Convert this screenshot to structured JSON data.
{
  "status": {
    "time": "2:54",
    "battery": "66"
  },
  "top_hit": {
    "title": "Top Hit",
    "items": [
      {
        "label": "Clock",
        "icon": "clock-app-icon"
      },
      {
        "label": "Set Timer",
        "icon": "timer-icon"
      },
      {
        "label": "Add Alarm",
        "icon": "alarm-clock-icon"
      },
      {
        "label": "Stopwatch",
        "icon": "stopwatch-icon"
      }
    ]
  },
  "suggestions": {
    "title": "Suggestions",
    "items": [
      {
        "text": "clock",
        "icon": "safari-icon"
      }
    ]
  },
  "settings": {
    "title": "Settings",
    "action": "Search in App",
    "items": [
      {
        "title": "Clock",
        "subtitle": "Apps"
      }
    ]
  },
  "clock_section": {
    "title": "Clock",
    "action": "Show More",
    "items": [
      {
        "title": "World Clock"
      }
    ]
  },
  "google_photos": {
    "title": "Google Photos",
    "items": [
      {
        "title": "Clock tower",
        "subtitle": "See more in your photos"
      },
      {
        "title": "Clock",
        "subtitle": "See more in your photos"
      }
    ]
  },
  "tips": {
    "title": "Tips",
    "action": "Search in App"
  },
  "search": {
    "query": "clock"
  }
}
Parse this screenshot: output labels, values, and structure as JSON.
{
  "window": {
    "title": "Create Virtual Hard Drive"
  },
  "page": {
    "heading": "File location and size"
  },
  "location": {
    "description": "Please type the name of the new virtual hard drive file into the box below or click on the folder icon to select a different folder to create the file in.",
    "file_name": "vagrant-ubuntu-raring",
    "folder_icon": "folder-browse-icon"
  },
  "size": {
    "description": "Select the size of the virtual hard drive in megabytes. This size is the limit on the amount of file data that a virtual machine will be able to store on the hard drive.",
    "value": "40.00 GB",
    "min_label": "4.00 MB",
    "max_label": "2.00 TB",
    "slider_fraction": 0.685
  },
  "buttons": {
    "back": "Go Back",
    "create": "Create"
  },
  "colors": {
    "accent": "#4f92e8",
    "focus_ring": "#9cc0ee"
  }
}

----------

TASK DIRECTIONS: Check each line above for the word "location" and copy the ones that have it.

RESULT FOR THIS EXERCISE:
    "heading": "File location and size"
  "location": {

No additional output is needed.